● **Task to complete**
Reproduce every line of the material below, substituting "bar-block" for each occurrence of "bar-segment" and keeping everything else the same. Omit the pictures from your answer.
---------- Records supplied ----------
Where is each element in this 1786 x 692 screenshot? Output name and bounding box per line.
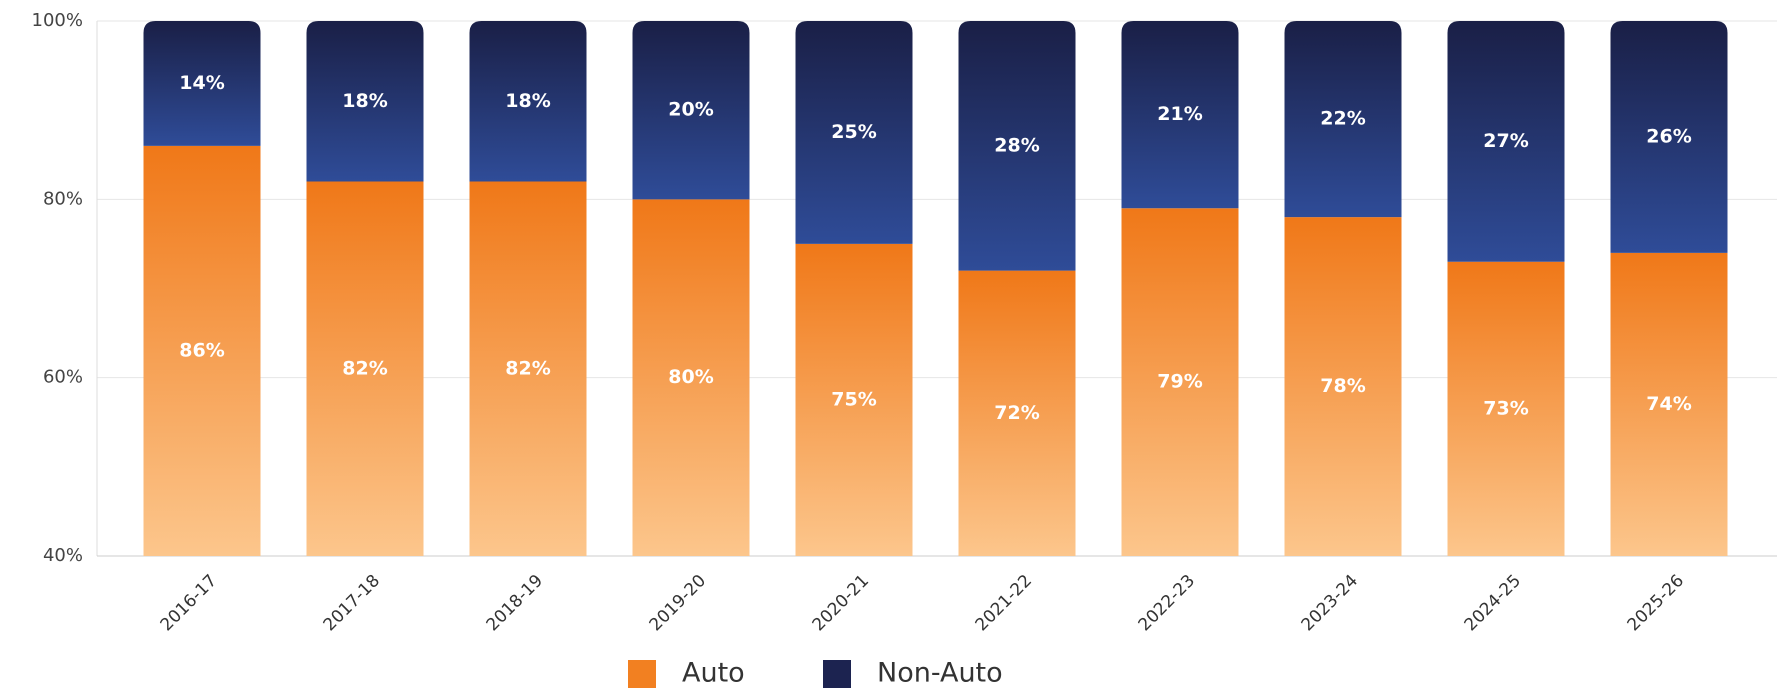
x-tick-label: 2021-22 — [972, 571, 1036, 635]
legend-label: Auto — [682, 658, 745, 689]
bar-segment — [795, 243, 913, 556]
legend-swatch — [628, 660, 656, 688]
value-label: 80% — [668, 366, 713, 388]
x-tick-label: 2024-25 — [1461, 571, 1525, 635]
value-label: 72% — [994, 402, 1039, 424]
value-label: 73% — [1483, 397, 1528, 419]
value-label: 79% — [1157, 371, 1202, 393]
value-label: 86% — [179, 339, 224, 361]
bar-segment — [469, 21, 587, 182]
bar-segment — [795, 21, 913, 244]
value-label: 28% — [994, 134, 1039, 156]
bar-segment — [143, 145, 261, 557]
x-tick-label: 2020-21 — [809, 571, 873, 635]
bar-segment — [1121, 208, 1239, 556]
bar-segment — [1121, 21, 1239, 209]
value-label: 22% — [1320, 108, 1365, 130]
y-tick-label: 80% — [43, 188, 83, 209]
bar-segment — [469, 181, 587, 556]
bar-segment — [143, 21, 261, 146]
x-tick-label: 2022-23 — [1135, 571, 1199, 635]
value-label: 75% — [831, 388, 876, 410]
x-tick-label: 2025-26 — [1624, 571, 1688, 635]
value-label: 78% — [1320, 375, 1365, 397]
legend-swatch — [823, 660, 851, 688]
y-tick-label: 100% — [32, 10, 83, 31]
value-label: 18% — [505, 90, 550, 112]
x-tick-label: 2023-24 — [1298, 571, 1362, 635]
value-label: 82% — [342, 357, 387, 379]
value-label: 26% — [1646, 125, 1691, 147]
bar-segment — [1610, 252, 1728, 557]
bar-segment — [1447, 21, 1565, 262]
x-tick-label: 2017-18 — [320, 571, 384, 635]
y-tick-label: 40% — [43, 545, 83, 566]
value-label: 14% — [179, 72, 224, 94]
value-label: 27% — [1483, 130, 1528, 152]
x-tick-label: 2016-17 — [157, 571, 221, 635]
y-tick-label: 60% — [43, 367, 83, 388]
bar-segment — [632, 21, 750, 200]
value-label: 25% — [831, 121, 876, 143]
value-label: 20% — [668, 99, 713, 121]
x-tick-label: 2018-19 — [483, 571, 547, 635]
bar-segment — [958, 270, 1076, 556]
bar-segment — [1284, 21, 1402, 218]
bar-segment — [1447, 261, 1565, 556]
value-label: 21% — [1157, 103, 1202, 125]
bar-segment — [306, 21, 424, 182]
value-label: 82% — [505, 357, 550, 379]
value-label: 74% — [1646, 393, 1691, 415]
bar-segment — [306, 181, 424, 556]
bar-segment — [1284, 217, 1402, 556]
x-tick-label: 2019-20 — [646, 571, 710, 635]
bar-segment — [632, 199, 750, 557]
legend-label: Non-Auto — [877, 658, 1003, 689]
bar-segment — [958, 21, 1076, 271]
bar-segment — [1610, 21, 1728, 253]
value-label: 18% — [342, 90, 387, 112]
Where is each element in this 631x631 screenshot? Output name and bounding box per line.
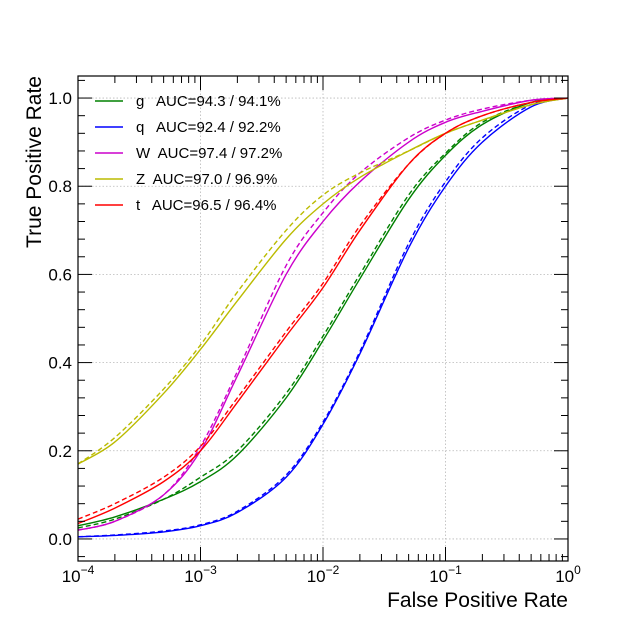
legend-label-q: q AUC=92.4 / 92.2% <box>136 119 281 136</box>
series-lines <box>77 97 569 538</box>
x-tick-label: 10−2 <box>307 563 340 586</box>
y-tick-label: 0.8 <box>48 177 72 196</box>
legend-label-t: t AUC=96.5 / 96.4% <box>136 197 277 214</box>
x-tick-labels: 10−4 10−3 10−2 10−1 100 <box>62 563 581 586</box>
x-tick-label: 10−3 <box>184 563 217 586</box>
y-tick-labels: 0.0 0.2 0.4 0.6 0.8 1.0 <box>48 89 72 549</box>
series-line-t-dashed <box>77 97 569 520</box>
legend-label-g: g AUC=94.3 / 94.1% <box>136 93 281 110</box>
y-tick-label: 0.4 <box>48 354 72 373</box>
y-tick-label: 0.0 <box>48 530 72 549</box>
grid <box>78 76 568 561</box>
legend-label-W: W AUC=97.4 / 97.2% <box>136 145 282 162</box>
legend-label-Z: Z AUC=97.0 / 96.9% <box>136 171 277 188</box>
axis-ticks <box>77 76 568 561</box>
series-line-Z-dashed <box>77 97 569 465</box>
y-tick-label: 0.6 <box>48 265 72 284</box>
series-line-Z-solid <box>77 97 569 465</box>
y-tick-label: 1.0 <box>48 89 72 108</box>
x-tick-label: 100 <box>555 563 581 586</box>
legend: g AUC=94.3 / 94.1% q AUC=92.4 / 92.2% W AU… <box>95 93 282 214</box>
series-line-g-solid <box>77 97 569 527</box>
y-tick-label: 0.2 <box>48 442 72 461</box>
series-line-q-solid <box>77 97 569 538</box>
y-axis-title: True Positive Rate <box>23 76 46 248</box>
series-line-t-solid <box>77 97 569 525</box>
series-line-W-solid <box>77 97 569 531</box>
x-tick-label: 10−1 <box>429 563 462 586</box>
x-axis-title: False Positive Rate <box>387 589 568 612</box>
series-line-q-dashed <box>77 97 569 538</box>
x-tick-label: 10−4 <box>62 563 95 586</box>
----------
● **Exercise answer**
Where is each element in this 1786 x 692 screenshot? Output name and bounding box per line.
x-tick-label: 2021-22 — [972, 571, 1036, 635]
legend-label: Auto — [682, 658, 745, 689]
bar-block — [795, 243, 913, 556]
legend-swatch — [628, 660, 656, 688]
value-label: 80% — [668, 366, 713, 388]
x-tick-label: 2024-25 — [1461, 571, 1525, 635]
value-label: 72% — [994, 402, 1039, 424]
value-label: 73% — [1483, 397, 1528, 419]
value-label: 79% — [1157, 371, 1202, 393]
value-label: 86% — [179, 339, 224, 361]
bar-block — [469, 21, 587, 182]
bar-block — [795, 21, 913, 244]
value-label: 28% — [994, 134, 1039, 156]
bar-block — [143, 145, 261, 557]
x-tick-label: 2020-21 — [809, 571, 873, 635]
bar-block — [1121, 208, 1239, 556]
bar-block — [1121, 21, 1239, 209]
value-label: 22% — [1320, 108, 1365, 130]
y-tick-label: 80% — [43, 188, 83, 209]
bar-block — [469, 181, 587, 556]
bar-block — [143, 21, 261, 146]
x-tick-label: 2022-23 — [1135, 571, 1199, 635]
value-label: 75% — [831, 388, 876, 410]
x-tick-label: 2025-26 — [1624, 571, 1688, 635]
value-label: 78% — [1320, 375, 1365, 397]
legend-swatch — [823, 660, 851, 688]
y-tick-label: 100% — [32, 10, 83, 31]
value-label: 18% — [505, 90, 550, 112]
x-tick-label: 2023-24 — [1298, 571, 1362, 635]
value-label: 82% — [342, 357, 387, 379]
value-label: 26% — [1646, 125, 1691, 147]
bar-block — [1610, 252, 1728, 557]
bar-block — [1447, 21, 1565, 262]
x-tick-label: 2017-18 — [320, 571, 384, 635]
y-tick-label: 40% — [43, 545, 83, 566]
value-label: 14% — [179, 72, 224, 94]
value-label: 27% — [1483, 130, 1528, 152]
x-tick-label: 2016-17 — [157, 571, 221, 635]
y-tick-label: 60% — [43, 367, 83, 388]
bar-block — [632, 21, 750, 200]
value-label: 25% — [831, 121, 876, 143]
value-label: 20% — [668, 99, 713, 121]
x-tick-label: 2018-19 — [483, 571, 547, 635]
bar-block — [958, 270, 1076, 556]
bar-block — [1284, 21, 1402, 218]
bar-block — [1447, 261, 1565, 556]
value-label: 21% — [1157, 103, 1202, 125]
bar-block — [306, 21, 424, 182]
value-label: 82% — [505, 357, 550, 379]
value-label: 74% — [1646, 393, 1691, 415]
bar-block — [306, 181, 424, 556]
bar-block — [1284, 217, 1402, 556]
x-tick-label: 2019-20 — [646, 571, 710, 635]
bar-block — [632, 199, 750, 557]
legend-label: Non-Auto — [877, 658, 1003, 689]
bar-block — [958, 21, 1076, 271]
bar-block — [1610, 21, 1728, 253]
value-label: 18% — [342, 90, 387, 112]
Where is each element in this 631x631 screenshot? Output name and bounding box per line.
legend-label-q: q AUC=92.4 / 92.2% <box>136 119 281 136</box>
series-lines <box>77 97 569 538</box>
x-tick-label: 10−2 <box>307 563 340 586</box>
y-tick-label: 0.8 <box>48 177 72 196</box>
legend-label-t: t AUC=96.5 / 96.4% <box>136 197 277 214</box>
x-tick-labels: 10−4 10−3 10−2 10−1 100 <box>62 563 581 586</box>
x-tick-label: 10−3 <box>184 563 217 586</box>
y-tick-labels: 0.0 0.2 0.4 0.6 0.8 1.0 <box>48 89 72 549</box>
series-line-t-dashed <box>77 97 569 520</box>
legend-label-g: g AUC=94.3 / 94.1% <box>136 93 281 110</box>
y-tick-label: 0.4 <box>48 354 72 373</box>
y-tick-label: 0.0 <box>48 530 72 549</box>
grid <box>78 76 568 561</box>
legend-label-W: W AUC=97.4 / 97.2% <box>136 145 282 162</box>
legend-label-Z: Z AUC=97.0 / 96.9% <box>136 171 277 188</box>
axis-ticks <box>77 76 568 561</box>
series-line-Z-dashed <box>77 97 569 465</box>
y-tick-label: 0.6 <box>48 265 72 284</box>
series-line-Z-solid <box>77 97 569 465</box>
y-tick-label: 1.0 <box>48 89 72 108</box>
x-tick-label: 100 <box>555 563 581 586</box>
legend: g AUC=94.3 / 94.1% q AUC=92.4 / 92.2% W AU… <box>95 93 282 214</box>
series-line-g-solid <box>77 97 569 527</box>
y-tick-label: 0.2 <box>48 442 72 461</box>
series-line-q-solid <box>77 97 569 538</box>
y-axis-title: True Positive Rate <box>23 76 46 248</box>
series-line-t-solid <box>77 97 569 525</box>
series-line-W-solid <box>77 97 569 531</box>
x-tick-label: 10−1 <box>429 563 462 586</box>
x-axis-title: False Positive Rate <box>387 589 568 612</box>
series-line-q-dashed <box>77 97 569 538</box>
x-tick-label: 10−4 <box>62 563 95 586</box>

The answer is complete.